[Start Data entries]

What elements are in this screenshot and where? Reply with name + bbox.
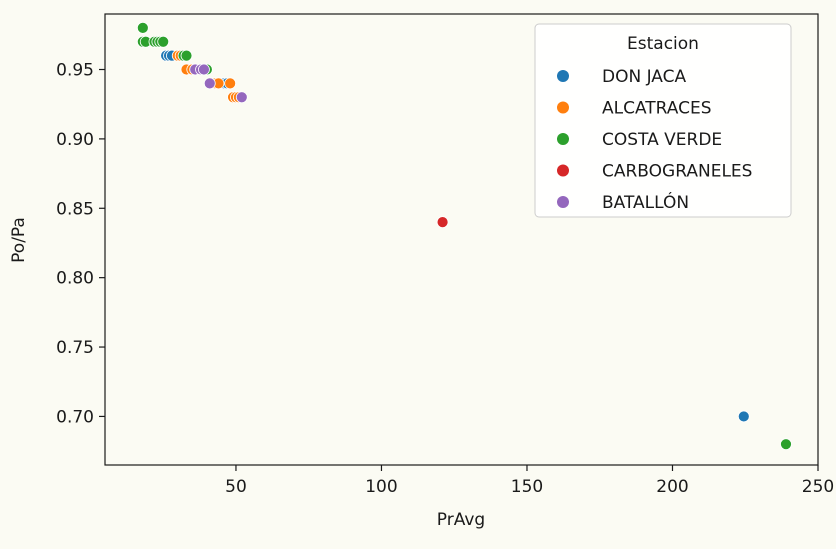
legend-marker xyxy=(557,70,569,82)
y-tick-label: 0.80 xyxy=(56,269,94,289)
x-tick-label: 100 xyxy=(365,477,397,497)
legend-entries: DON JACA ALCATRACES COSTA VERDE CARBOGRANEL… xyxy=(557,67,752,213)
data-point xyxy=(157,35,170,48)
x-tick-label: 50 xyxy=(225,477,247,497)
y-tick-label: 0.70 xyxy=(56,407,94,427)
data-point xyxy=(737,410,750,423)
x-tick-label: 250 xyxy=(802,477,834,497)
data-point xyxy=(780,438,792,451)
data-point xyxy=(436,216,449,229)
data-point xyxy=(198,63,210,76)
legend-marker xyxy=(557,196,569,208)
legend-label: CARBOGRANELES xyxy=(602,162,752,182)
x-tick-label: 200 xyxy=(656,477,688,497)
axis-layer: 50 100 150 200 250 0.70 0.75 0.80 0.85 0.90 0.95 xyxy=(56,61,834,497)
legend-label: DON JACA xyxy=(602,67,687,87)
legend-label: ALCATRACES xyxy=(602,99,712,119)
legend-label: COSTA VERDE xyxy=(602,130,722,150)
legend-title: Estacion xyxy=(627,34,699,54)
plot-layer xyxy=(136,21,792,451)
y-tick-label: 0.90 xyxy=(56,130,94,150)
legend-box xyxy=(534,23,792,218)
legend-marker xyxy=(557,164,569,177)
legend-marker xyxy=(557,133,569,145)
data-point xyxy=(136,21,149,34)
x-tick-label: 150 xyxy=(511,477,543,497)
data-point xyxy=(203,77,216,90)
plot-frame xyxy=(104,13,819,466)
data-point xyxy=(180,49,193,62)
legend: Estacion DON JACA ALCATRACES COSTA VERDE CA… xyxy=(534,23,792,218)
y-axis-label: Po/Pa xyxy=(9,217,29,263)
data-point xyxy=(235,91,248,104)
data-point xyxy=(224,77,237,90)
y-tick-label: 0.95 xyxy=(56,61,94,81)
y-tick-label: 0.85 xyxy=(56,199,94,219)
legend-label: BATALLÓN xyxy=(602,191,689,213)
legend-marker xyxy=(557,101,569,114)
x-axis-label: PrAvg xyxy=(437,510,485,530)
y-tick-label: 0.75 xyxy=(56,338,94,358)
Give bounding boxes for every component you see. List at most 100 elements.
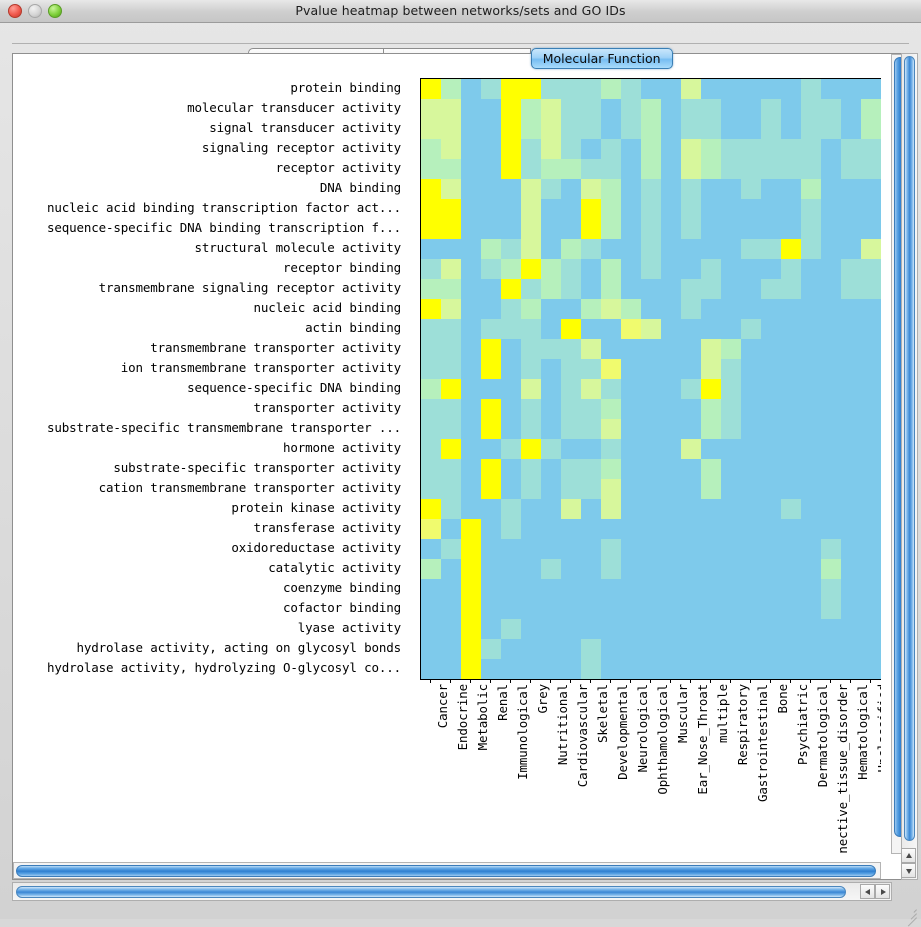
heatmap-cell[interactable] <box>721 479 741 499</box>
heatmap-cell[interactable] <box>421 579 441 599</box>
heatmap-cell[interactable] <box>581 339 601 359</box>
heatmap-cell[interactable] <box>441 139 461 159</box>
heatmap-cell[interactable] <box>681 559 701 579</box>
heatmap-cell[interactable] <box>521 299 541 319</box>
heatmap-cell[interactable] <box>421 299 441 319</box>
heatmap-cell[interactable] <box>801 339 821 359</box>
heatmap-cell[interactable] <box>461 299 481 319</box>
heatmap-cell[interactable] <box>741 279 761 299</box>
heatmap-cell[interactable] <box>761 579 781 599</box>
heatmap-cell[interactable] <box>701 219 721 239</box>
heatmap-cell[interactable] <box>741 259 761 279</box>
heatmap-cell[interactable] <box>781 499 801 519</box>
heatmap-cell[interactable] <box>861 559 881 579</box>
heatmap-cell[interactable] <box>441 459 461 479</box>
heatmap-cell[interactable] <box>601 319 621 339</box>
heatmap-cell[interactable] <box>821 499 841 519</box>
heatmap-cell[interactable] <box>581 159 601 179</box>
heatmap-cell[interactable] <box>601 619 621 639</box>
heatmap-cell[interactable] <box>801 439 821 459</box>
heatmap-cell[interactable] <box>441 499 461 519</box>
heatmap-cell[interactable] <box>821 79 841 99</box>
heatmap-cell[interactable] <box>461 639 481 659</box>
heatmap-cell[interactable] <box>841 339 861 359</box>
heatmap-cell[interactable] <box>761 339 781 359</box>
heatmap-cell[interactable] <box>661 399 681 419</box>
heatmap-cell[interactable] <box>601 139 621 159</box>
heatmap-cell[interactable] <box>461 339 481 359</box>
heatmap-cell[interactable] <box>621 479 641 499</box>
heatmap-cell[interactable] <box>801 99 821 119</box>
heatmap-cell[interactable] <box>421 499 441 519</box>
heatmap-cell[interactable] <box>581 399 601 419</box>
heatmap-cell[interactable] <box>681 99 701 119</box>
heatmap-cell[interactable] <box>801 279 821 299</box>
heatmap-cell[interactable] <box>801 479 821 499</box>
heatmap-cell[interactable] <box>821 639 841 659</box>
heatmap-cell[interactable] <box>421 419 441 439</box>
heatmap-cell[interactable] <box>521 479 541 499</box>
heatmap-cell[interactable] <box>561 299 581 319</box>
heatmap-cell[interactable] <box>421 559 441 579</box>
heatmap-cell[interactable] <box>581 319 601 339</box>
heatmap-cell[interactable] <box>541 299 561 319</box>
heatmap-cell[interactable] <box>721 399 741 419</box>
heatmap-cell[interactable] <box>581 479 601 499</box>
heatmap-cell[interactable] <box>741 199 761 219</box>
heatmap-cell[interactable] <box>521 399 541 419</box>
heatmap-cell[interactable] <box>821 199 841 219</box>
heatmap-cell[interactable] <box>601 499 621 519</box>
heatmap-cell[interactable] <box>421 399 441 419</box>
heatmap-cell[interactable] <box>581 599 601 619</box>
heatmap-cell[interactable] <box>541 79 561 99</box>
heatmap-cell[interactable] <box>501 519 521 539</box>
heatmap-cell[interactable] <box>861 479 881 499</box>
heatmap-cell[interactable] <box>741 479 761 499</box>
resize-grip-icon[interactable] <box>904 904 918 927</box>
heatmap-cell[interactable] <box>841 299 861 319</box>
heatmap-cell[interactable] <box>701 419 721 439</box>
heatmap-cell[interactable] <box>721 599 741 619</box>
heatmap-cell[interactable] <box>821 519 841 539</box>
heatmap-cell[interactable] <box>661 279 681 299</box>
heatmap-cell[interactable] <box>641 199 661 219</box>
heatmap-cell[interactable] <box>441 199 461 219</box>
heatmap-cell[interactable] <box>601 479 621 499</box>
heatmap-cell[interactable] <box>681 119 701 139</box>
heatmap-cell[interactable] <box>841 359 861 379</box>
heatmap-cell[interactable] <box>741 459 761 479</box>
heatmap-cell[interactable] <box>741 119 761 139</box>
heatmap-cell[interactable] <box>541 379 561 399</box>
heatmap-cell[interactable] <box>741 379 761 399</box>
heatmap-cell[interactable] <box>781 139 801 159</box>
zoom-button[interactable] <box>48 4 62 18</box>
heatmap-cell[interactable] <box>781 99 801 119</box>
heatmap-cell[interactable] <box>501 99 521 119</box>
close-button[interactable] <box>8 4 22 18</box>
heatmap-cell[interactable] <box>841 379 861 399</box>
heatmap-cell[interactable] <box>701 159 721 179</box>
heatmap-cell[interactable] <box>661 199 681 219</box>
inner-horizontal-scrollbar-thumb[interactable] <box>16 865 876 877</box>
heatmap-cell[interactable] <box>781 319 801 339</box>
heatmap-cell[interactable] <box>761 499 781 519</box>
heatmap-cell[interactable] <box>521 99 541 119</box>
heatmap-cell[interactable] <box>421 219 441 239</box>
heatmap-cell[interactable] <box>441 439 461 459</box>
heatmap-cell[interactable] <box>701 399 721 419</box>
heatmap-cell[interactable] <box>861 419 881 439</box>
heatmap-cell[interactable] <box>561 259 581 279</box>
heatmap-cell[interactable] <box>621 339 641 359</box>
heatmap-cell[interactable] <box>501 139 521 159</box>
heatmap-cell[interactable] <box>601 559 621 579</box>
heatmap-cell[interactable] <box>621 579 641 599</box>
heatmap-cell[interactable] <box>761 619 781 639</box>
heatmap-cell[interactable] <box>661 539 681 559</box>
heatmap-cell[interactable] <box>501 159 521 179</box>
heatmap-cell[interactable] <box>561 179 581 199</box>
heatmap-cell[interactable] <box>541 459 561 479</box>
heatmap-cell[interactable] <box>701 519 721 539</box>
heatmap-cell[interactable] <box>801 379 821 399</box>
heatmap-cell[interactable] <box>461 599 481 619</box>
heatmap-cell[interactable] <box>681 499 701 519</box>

[End Data entries]

→ **Brief**:
Can you output, word for word, the lines starting with the one that contains "legend-marker xyxy=(557,70,569,82)" and going on through the one that contains "legend-box xyxy=(534,23,792,218)", both included?

→ **The solution**:
legend-marker xyxy=(557,70,569,82)
y-tick-label: 0.80 xyxy=(56,269,94,289)
x-tick-label: 100 xyxy=(365,477,397,497)
legend-entries: DON JACA ALCATRACES COSTA VERDE CARBOGRANEL… xyxy=(557,67,752,213)
data-point xyxy=(157,35,170,48)
x-tick-label: 50 xyxy=(225,477,247,497)
y-tick-label: 0.70 xyxy=(56,407,94,427)
data-point xyxy=(737,410,750,423)
x-tick-label: 250 xyxy=(802,477,834,497)
data-point xyxy=(780,438,792,451)
data-point xyxy=(436,216,449,229)
data-point xyxy=(198,63,210,76)
legend-marker xyxy=(557,196,569,208)
legend-label: CARBOGRANELES xyxy=(602,162,752,182)
x-tick-label: 200 xyxy=(656,477,688,497)
axis-layer: 50 100 150 200 250 0.70 0.75 0.80 0.85 0.90 0.95 xyxy=(56,61,834,497)
legend-label: DON JACA xyxy=(602,67,687,87)
legend-label: ALCATRACES xyxy=(602,99,712,119)
legend-label: COSTA VERDE xyxy=(602,130,722,150)
legend-title: Estacion xyxy=(627,34,699,54)
plot-layer xyxy=(136,21,792,451)
y-tick-label: 0.90 xyxy=(56,130,94,150)
legend-box xyxy=(534,23,792,218)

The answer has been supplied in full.